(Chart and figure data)
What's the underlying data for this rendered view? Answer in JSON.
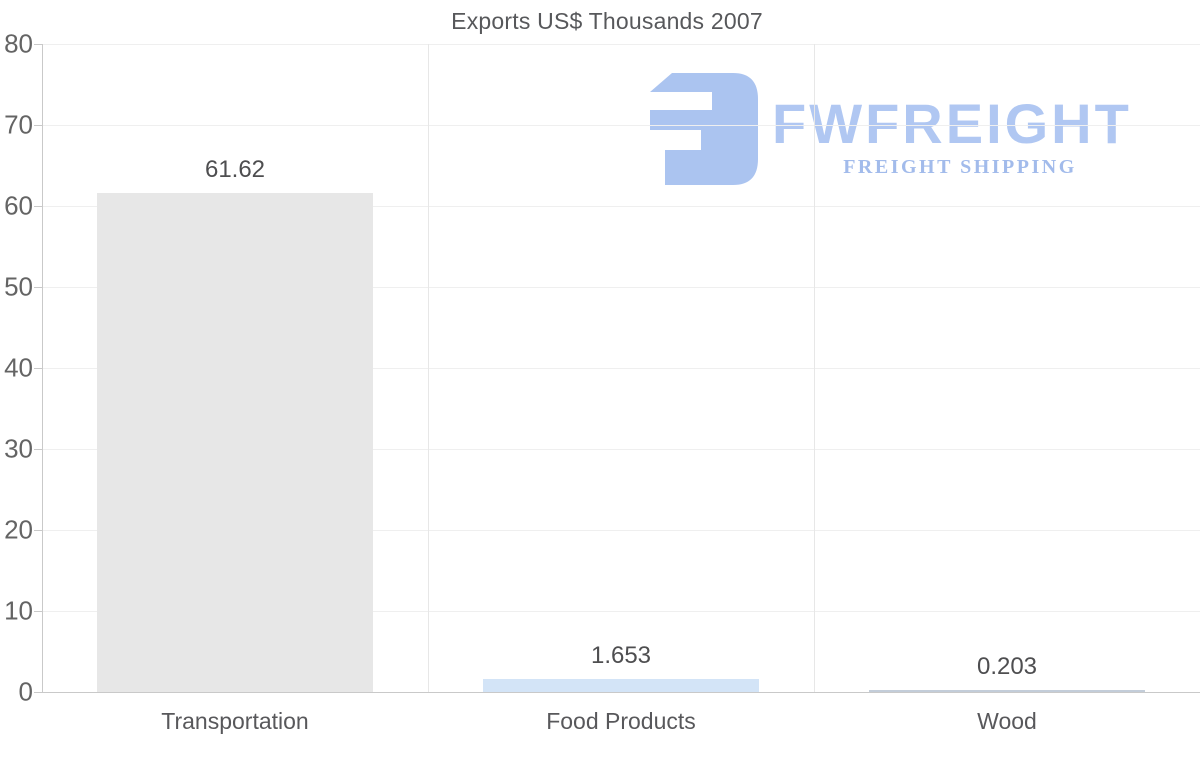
{
  "title": "Exports US$ Thousands 2007",
  "watermark": {
    "brand": "FWFREIGHT",
    "tagline": "FREIGHT SHIPPING",
    "icon": "fwfreight-logo-icon",
    "color_icon": "#abc4f0",
    "color_brand": "#b0c7f2",
    "color_tagline": "#a2bbeb"
  },
  "chart_data": {
    "type": "bar",
    "title": "Exports US$ Thousands 2007",
    "categories": [
      "Transportation",
      "Food Products",
      "Wood"
    ],
    "values": [
      61.62,
      1.653,
      0.203
    ],
    "value_labels": [
      "61.62",
      "1.653",
      "0.203"
    ],
    "series_name": "Exports US$ Thousands 2007",
    "bar_colors": [
      "#e7e7e7",
      "#d3e4f7",
      "#c3cdd9"
    ],
    "xlabel": "",
    "ylabel": "",
    "ylim": [
      0,
      80
    ],
    "yticks": [
      0,
      10,
      20,
      30,
      40,
      50,
      60,
      70,
      80
    ],
    "grid": true,
    "legend": "none",
    "axis_color": "#c9c9c9",
    "gridline_color": "#efefef",
    "separator_color": "#e7e7e7"
  }
}
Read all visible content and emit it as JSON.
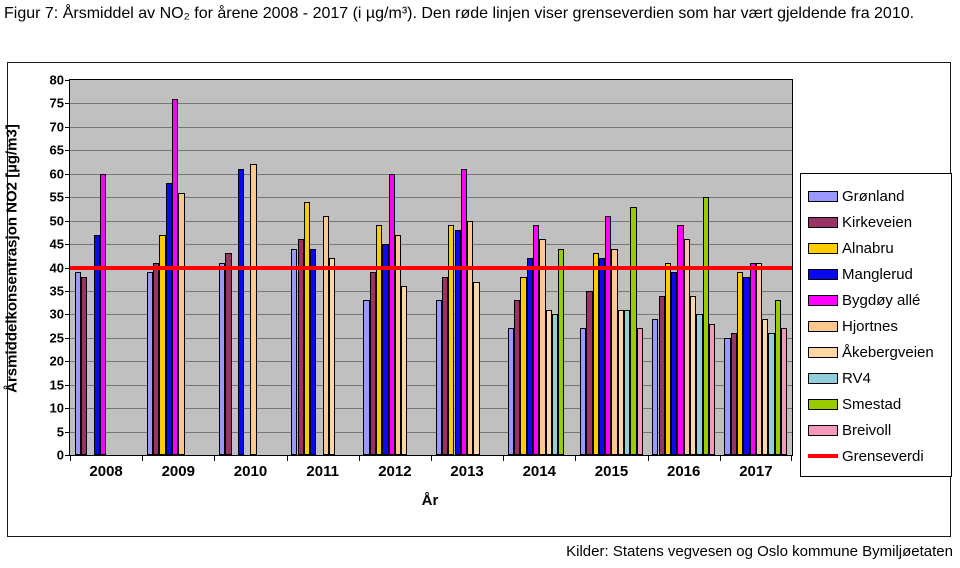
{
  "figure": {
    "caption": "Figur 7: Årsmiddel av NO₂ for årene 2008 - 2017 (i µg/m³). Den røde linjen viser grenseverdien som har vært gjeldende fra 2010.",
    "source": "Kilder: Statens vegvesen og Oslo kommune Bymiljøetaten"
  },
  "chart_data": {
    "type": "bar",
    "title": "",
    "xlabel": "År",
    "ylabel": "Årsmiddelkonsentrasjon NO2 [µg/m3]",
    "ylim": [
      0,
      80
    ],
    "ytick_step": 5,
    "grid": true,
    "plot_background": "#C0C0C0",
    "gridline_color": "#777777",
    "legend_position": "right",
    "categories": [
      "2008",
      "2009",
      "2010",
      "2011",
      "2012",
      "2013",
      "2014",
      "2015",
      "2016",
      "2017"
    ],
    "series": [
      {
        "name": "Grønland",
        "color": "#9999FF",
        "values": [
          39,
          39,
          41,
          44,
          33,
          33,
          27,
          27,
          29,
          25
        ]
      },
      {
        "name": "Kirkeveien",
        "color": "#993366",
        "values": [
          38,
          41,
          43,
          46,
          39,
          38,
          33,
          35,
          34,
          26
        ]
      },
      {
        "name": "Alnabru",
        "color": "#FFCC00",
        "values": [
          null,
          47,
          null,
          54,
          49,
          49,
          38,
          43,
          41,
          39
        ]
      },
      {
        "name": "Manglerud",
        "color": "#0909EE",
        "values": [
          47,
          58,
          61,
          44,
          45,
          48,
          42,
          42,
          39,
          38
        ]
      },
      {
        "name": "Bygdøy allé",
        "color": "#FF00FF",
        "values": [
          60,
          76,
          null,
          null,
          60,
          61,
          49,
          51,
          49,
          41
        ]
      },
      {
        "name": "Hjortnes",
        "color": "#FBC88D",
        "values": [
          null,
          56,
          62,
          51,
          47,
          50,
          46,
          44,
          46,
          41
        ]
      },
      {
        "name": "Åkebergveien",
        "color": "#FCD7A4",
        "values": [
          null,
          null,
          null,
          42,
          36,
          37,
          31,
          31,
          34,
          29
        ]
      },
      {
        "name": "RV4",
        "color": "#92CDDC",
        "values": [
          null,
          null,
          null,
          null,
          null,
          null,
          30,
          31,
          30,
          26
        ]
      },
      {
        "name": "Smestad",
        "color": "#99CC00",
        "values": [
          null,
          null,
          null,
          null,
          null,
          null,
          44,
          53,
          55,
          33
        ]
      },
      {
        "name": "Breivoll",
        "color": "#F498BC",
        "values": [
          null,
          null,
          null,
          null,
          null,
          null,
          null,
          27,
          28,
          27
        ]
      }
    ],
    "reference_line": {
      "label": "Grenseverdi",
      "value": 40,
      "color": "#FF0000"
    }
  }
}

**EXERCISE REQUIREMENTS:** Extract each line holding the word "JSON" from the records.

**RESULT OF THIS TASK:**
What's the underlying data for this rendered view? Answer in JSON.
Read all visible content and emit it as JSON.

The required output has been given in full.